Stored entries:
____

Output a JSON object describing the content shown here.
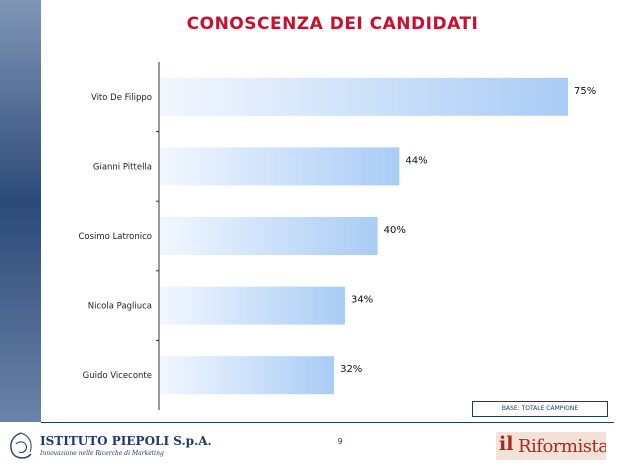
{
  "title": "CONOSCENZA DEI CANDIDATI",
  "base_note": "BASE: TOTALE CAMPIONE",
  "page_number": "9",
  "footer": {
    "left_logo": {
      "name": "ISTITUTO PIEPOLI S.p.A.",
      "tagline": "Innovazione nelle Ricerche di Marketing"
    },
    "right_logo": {
      "il": "il",
      "word": "Riformista"
    }
  },
  "colors": {
    "title": "#c8102e",
    "bar_start": "#f2f7ff",
    "bar_end": "#a9ccf5",
    "axis": "#333333",
    "text": "#1f3a6b"
  },
  "chart_data": {
    "type": "bar",
    "orientation": "horizontal",
    "title": "CONOSCENZA DEI CANDIDATI",
    "categories": [
      "Vito De Filippo",
      "Gianni Pittella",
      "Cosimo Latronico",
      "Nicola Pagliuca",
      "Guido Viceconte"
    ],
    "values": [
      75,
      44,
      40,
      34,
      32
    ],
    "value_labels": [
      "75%",
      "44%",
      "40%",
      "34%",
      "32%"
    ],
    "unit": "%",
    "xlim": [
      0,
      75
    ],
    "grid": false,
    "legend": "none"
  }
}
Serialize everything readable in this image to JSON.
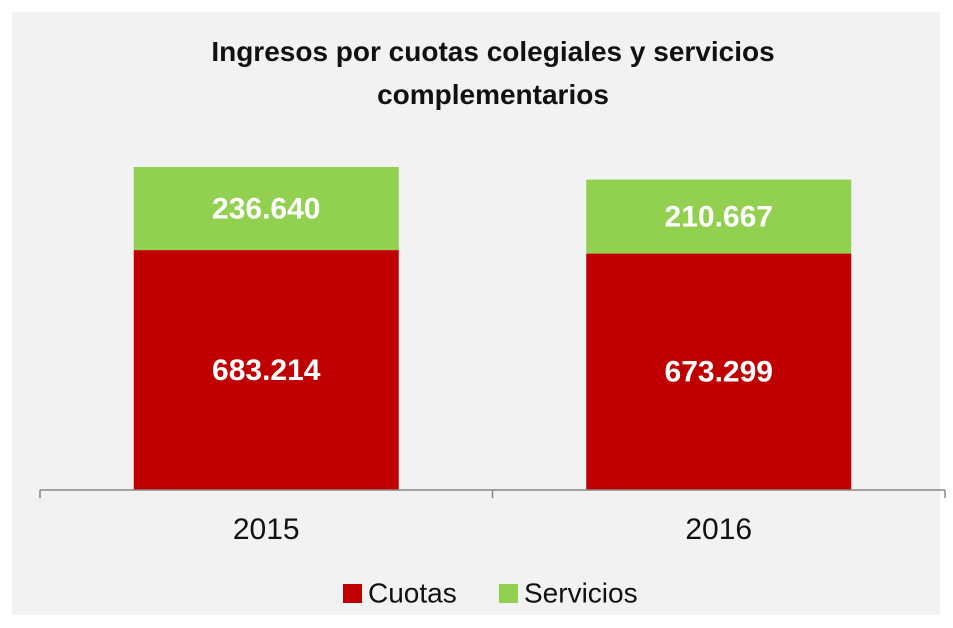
{
  "chart_data": {
    "type": "stacked_bar",
    "title": "Ingresos por cuotas colegiales y servicios complementarios",
    "categories": [
      "2015",
      "2016"
    ],
    "series": [
      {
        "name": "Cuotas",
        "color": "#c00000",
        "values": [
          683214,
          673299
        ],
        "value_labels": [
          "683.214",
          "673.299"
        ]
      },
      {
        "name": "Servicios",
        "color": "#92d050",
        "values": [
          236640,
          210667
        ],
        "value_labels": [
          "236.640",
          "210.667"
        ]
      }
    ],
    "legend": "bottom"
  }
}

____

Only the number is wanted: how many lines of the material contain the word "title"?

_ANSWER TO THE EXERCISE_. 4